• Written exercise: Across the entries below, how many lines contain the string "xlabel"? Give only the count.

• Data section:
######

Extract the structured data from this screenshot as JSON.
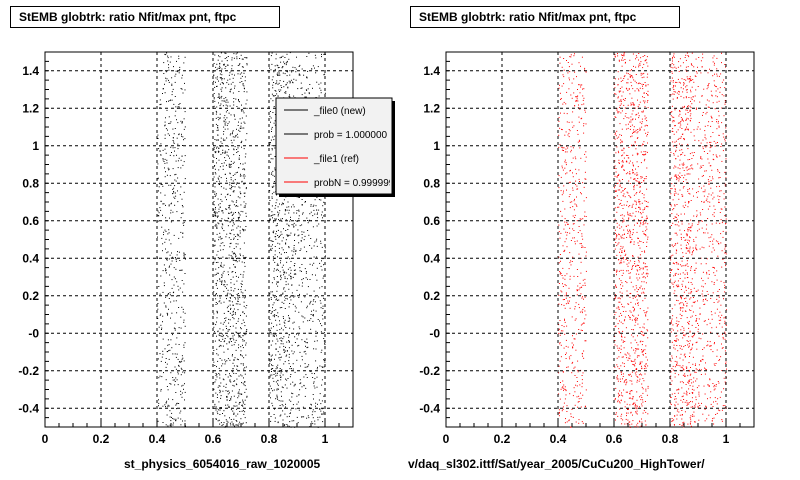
{
  "chart_data": [
    {
      "type": "scatter",
      "title": "StEMB globtrk: ratio Nfit/max pnt, ftpc",
      "xlabel": "st_physics_6054016_raw_1020005",
      "xlim": [
        0,
        1.1
      ],
      "ylim": [
        -0.5,
        1.5
      ],
      "xticks": [
        "0",
        "0.2",
        "0.4",
        "0.6",
        "0.8",
        "1"
      ],
      "yticks": [
        "-0.4",
        "-0.2",
        "-0",
        "0.2",
        "0.4",
        "0.6",
        "0.8",
        "1",
        "1.2",
        "1.4"
      ],
      "grid": true,
      "point_color": "#000000",
      "bands": [
        {
          "x_from": 0.4,
          "x_to": 0.5,
          "density": 0.55
        },
        {
          "x_from": 0.6,
          "x_to": 0.72,
          "density": 1.0
        },
        {
          "x_from": 0.8,
          "x_to": 0.88,
          "density": 1.0
        },
        {
          "x_from": 0.88,
          "x_to": 1.0,
          "density": 0.55
        }
      ],
      "legend": {
        "placement": "top-right",
        "entries": [
          {
            "label": "_file0 (new)",
            "color": "#000000"
          },
          {
            "label": "prob = 1.000000",
            "color": "#000000"
          },
          {
            "label": "_file1 (ref)",
            "color": "#ff0000"
          },
          {
            "label": "probN = 0.999999",
            "color": "#ff0000"
          }
        ]
      }
    },
    {
      "type": "scatter",
      "title": "StEMB globtrk: ratio Nfit/max pnt, ftpc",
      "xlabel": "v/daq_sl302.ittf/Sat/year_2005/CuCu200_HighTower/",
      "xlim": [
        0,
        1.1
      ],
      "ylim": [
        -0.5,
        1.5
      ],
      "xticks": [
        "0",
        "0.2",
        "0.4",
        "0.6",
        "0.8",
        "1"
      ],
      "yticks": [
        "-0.4",
        "-0.2",
        "-0",
        "0.2",
        "0.4",
        "0.6",
        "0.8",
        "1",
        "1.2",
        "1.4"
      ],
      "grid": true,
      "point_color": "#ff0000",
      "bands": [
        {
          "x_from": 0.4,
          "x_to": 0.5,
          "density": 0.55
        },
        {
          "x_from": 0.6,
          "x_to": 0.72,
          "density": 1.0
        },
        {
          "x_from": 0.8,
          "x_to": 0.88,
          "density": 1.0
        },
        {
          "x_from": 0.88,
          "x_to": 1.0,
          "density": 0.55
        }
      ]
    }
  ]
}
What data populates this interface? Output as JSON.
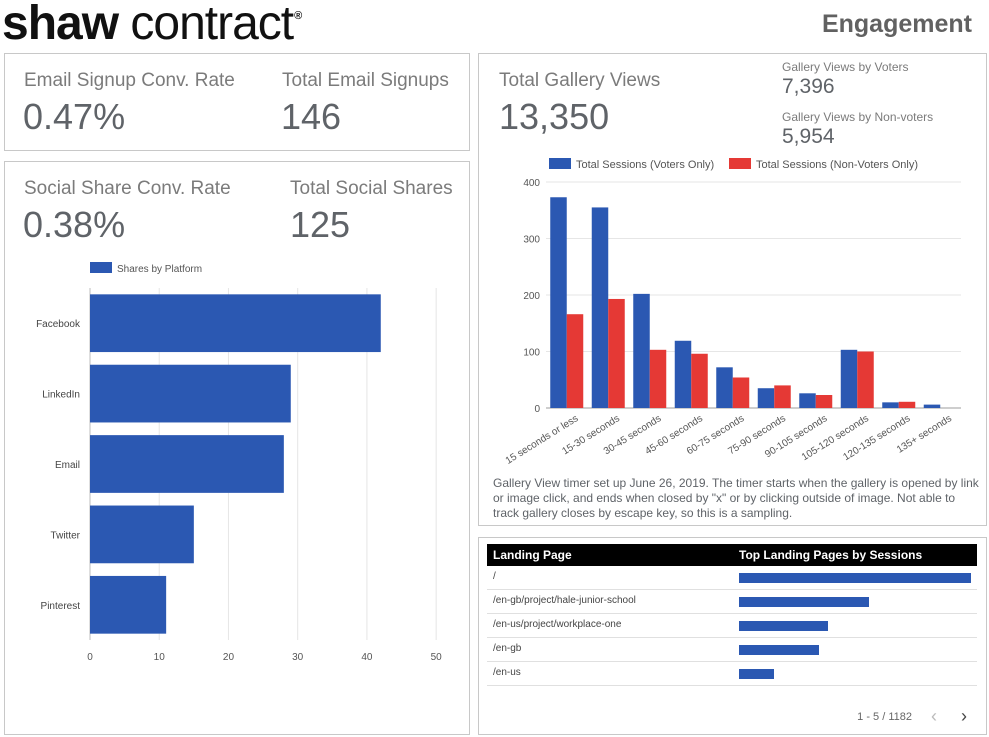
{
  "header": {
    "logo_bold": "shaw",
    "logo_regular": "contract",
    "logo_mark": "®",
    "title": "Engagement"
  },
  "email_kpis": {
    "conv_label": "Email Signup Conv. Rate",
    "conv_value": "0.47%",
    "total_label": "Total Email Signups",
    "total_value": "146"
  },
  "social_kpis": {
    "conv_label": "Social Share Conv. Rate",
    "conv_value": "0.38%",
    "total_label": "Total Social Shares",
    "total_value": "125"
  },
  "gallery_kpis": {
    "total_label": "Total Gallery Views",
    "total_value": "13,350",
    "voters_label": "Gallery Views by Voters",
    "voters_value": "7,396",
    "nonvoters_label": "Gallery Views by Non-voters",
    "nonvoters_value": "5,954"
  },
  "colors": {
    "blue": "#2b58b2",
    "red": "#e53935"
  },
  "chart_data": [
    {
      "type": "bar",
      "orientation": "horizontal",
      "categories": [
        "Facebook",
        "LinkedIn",
        "Email",
        "Twitter",
        "Pinterest"
      ],
      "series": [
        {
          "name": "Shares by Platform",
          "values": [
            42,
            29,
            28,
            15,
            11
          ]
        }
      ],
      "xticks": [
        0,
        10,
        20,
        30,
        40,
        50
      ],
      "xlim": [
        0,
        52
      ],
      "grid": true,
      "legend": "top-left"
    },
    {
      "type": "bar",
      "categories": [
        "15 seconds or less",
        "15-30 seconds",
        "30-45 seconds",
        "45-60 seconds",
        "60-75 seconds",
        "75-90 seconds",
        "90-105 seconds",
        "105-120 seconds",
        "120-135 seconds",
        "135+ seconds"
      ],
      "series": [
        {
          "name": "Total Sessions (Voters Only)",
          "values": [
            373,
            355,
            202,
            119,
            72,
            35,
            26,
            103,
            10,
            6
          ]
        },
        {
          "name": "Total Sessions (Non-Voters Only)",
          "values": [
            166,
            193,
            103,
            96,
            54,
            40,
            23,
            100,
            11,
            0
          ]
        }
      ],
      "yticks": [
        0,
        100,
        200,
        300,
        400
      ],
      "ylim": [
        0,
        400
      ],
      "grid": true,
      "legend": "top-left"
    },
    {
      "type": "table",
      "columns": [
        "Landing Page",
        "Top Landing Pages by Sessions"
      ],
      "rows": [
        {
          "page": "/",
          "value": 1.0
        },
        {
          "page": "/en-gb/project/hale-junior-school",
          "value": 0.56
        },
        {
          "page": "/en-us/project/workplace-one",
          "value": 0.385
        },
        {
          "page": "/en-gb",
          "value": 0.345
        },
        {
          "page": "/en-us",
          "value": 0.15
        }
      ]
    }
  ],
  "gallery_note": "Gallery View timer set up June 26, 2019. The timer starts when the gallery is opened by link or image click, and ends when closed by \"x\" or by clicking outside of image. Not able to track gallery closes by escape key, so this is a sampling.",
  "table": {
    "pager": "1 - 5 / 1182",
    "prev_icon": "chevron-left-icon",
    "next_icon": "chevron-right-icon"
  }
}
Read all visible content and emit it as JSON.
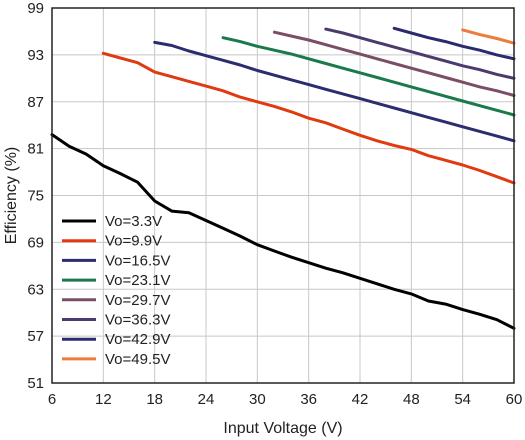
{
  "chart_data": {
    "type": "line",
    "xlabel": "Input Voltage (V)",
    "ylabel": "Efficiency (%)",
    "xlim": [
      6,
      60
    ],
    "ylim": [
      51,
      99
    ],
    "x_ticks": [
      6,
      12,
      18,
      24,
      30,
      36,
      42,
      48,
      54,
      60
    ],
    "y_ticks": [
      51,
      57,
      63,
      69,
      75,
      81,
      87,
      93,
      99
    ],
    "grid": true,
    "legend_position": "bottom-left",
    "series": [
      {
        "name": "Vo=3.3V",
        "color": "#000000",
        "x": [
          6,
          8,
          10,
          12,
          14,
          16,
          18,
          20,
          22,
          24,
          26,
          28,
          30,
          32,
          34,
          36,
          38,
          40,
          42,
          44,
          46,
          48,
          50,
          52,
          54,
          56,
          58,
          60
        ],
        "y": [
          82.8,
          81.3,
          80.3,
          78.8,
          77.8,
          76.7,
          74.3,
          73.0,
          72.8,
          71.8,
          70.8,
          69.8,
          68.7,
          67.9,
          67.1,
          66.4,
          65.7,
          65.1,
          64.4,
          63.7,
          63.0,
          62.4,
          61.5,
          61.1,
          60.4,
          59.8,
          59.1,
          58.0
        ]
      },
      {
        "name": "Vo=9.9V",
        "color": "#e03a10",
        "x": [
          12,
          14,
          16,
          18,
          20,
          22,
          24,
          26,
          28,
          30,
          32,
          34,
          36,
          38,
          40,
          42,
          44,
          46,
          48,
          50,
          52,
          54,
          56,
          58,
          60
        ],
        "y": [
          93.2,
          92.6,
          92.0,
          90.8,
          90.2,
          89.6,
          89.0,
          88.4,
          87.6,
          87.0,
          86.4,
          85.7,
          84.9,
          84.3,
          83.5,
          82.7,
          82.0,
          81.4,
          80.9,
          80.1,
          79.5,
          78.9,
          78.2,
          77.4,
          76.6
        ]
      },
      {
        "name": "Vo=16.5V",
        "color": "#2a2e6e",
        "x": [
          18,
          20,
          22,
          24,
          26,
          28,
          30,
          32,
          34,
          36,
          38,
          40,
          42,
          44,
          46,
          48,
          50,
          52,
          54,
          56,
          58,
          60
        ],
        "y": [
          94.6,
          94.2,
          93.5,
          92.9,
          92.3,
          91.7,
          91.0,
          90.4,
          89.8,
          89.2,
          88.6,
          88.0,
          87.4,
          86.8,
          86.2,
          85.6,
          85.0,
          84.4,
          83.8,
          83.2,
          82.6,
          82.0
        ]
      },
      {
        "name": "Vo=23.1V",
        "color": "#1a7a4a",
        "x": [
          26,
          28,
          30,
          32,
          34,
          36,
          38,
          40,
          42,
          44,
          46,
          48,
          50,
          52,
          54,
          56,
          58,
          60
        ],
        "y": [
          95.2,
          94.7,
          94.1,
          93.6,
          93.1,
          92.5,
          91.9,
          91.3,
          90.7,
          90.1,
          89.5,
          88.9,
          88.3,
          87.7,
          87.1,
          86.5,
          85.9,
          85.3
        ]
      },
      {
        "name": "Vo=29.7V",
        "color": "#7a4e64",
        "x": [
          32,
          34,
          36,
          38,
          40,
          42,
          44,
          46,
          48,
          50,
          52,
          54,
          56,
          58,
          60
        ],
        "y": [
          95.9,
          95.4,
          94.9,
          94.3,
          93.7,
          93.1,
          92.5,
          91.9,
          91.3,
          90.7,
          90.1,
          89.5,
          88.9,
          88.4,
          87.8
        ]
      },
      {
        "name": "Vo=36.3V",
        "color": "#4a3a6e",
        "x": [
          38,
          40,
          42,
          44,
          46,
          48,
          50,
          52,
          54,
          56,
          58,
          60
        ],
        "y": [
          96.3,
          95.8,
          95.2,
          94.6,
          94.0,
          93.4,
          92.8,
          92.2,
          91.6,
          91.1,
          90.5,
          90.0
        ]
      },
      {
        "name": "Vo=42.9V",
        "color": "#2a2a6e",
        "x": [
          46,
          48,
          50,
          52,
          54,
          56,
          58,
          60
        ],
        "y": [
          96.4,
          95.8,
          95.2,
          94.7,
          94.1,
          93.6,
          93.0,
          92.5
        ]
      },
      {
        "name": "Vo=49.5V",
        "color": "#f07a3a",
        "x": [
          54,
          56,
          58,
          60
        ],
        "y": [
          96.2,
          95.6,
          95.1,
          94.5
        ]
      }
    ]
  }
}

######

• Answer to this exercise: 3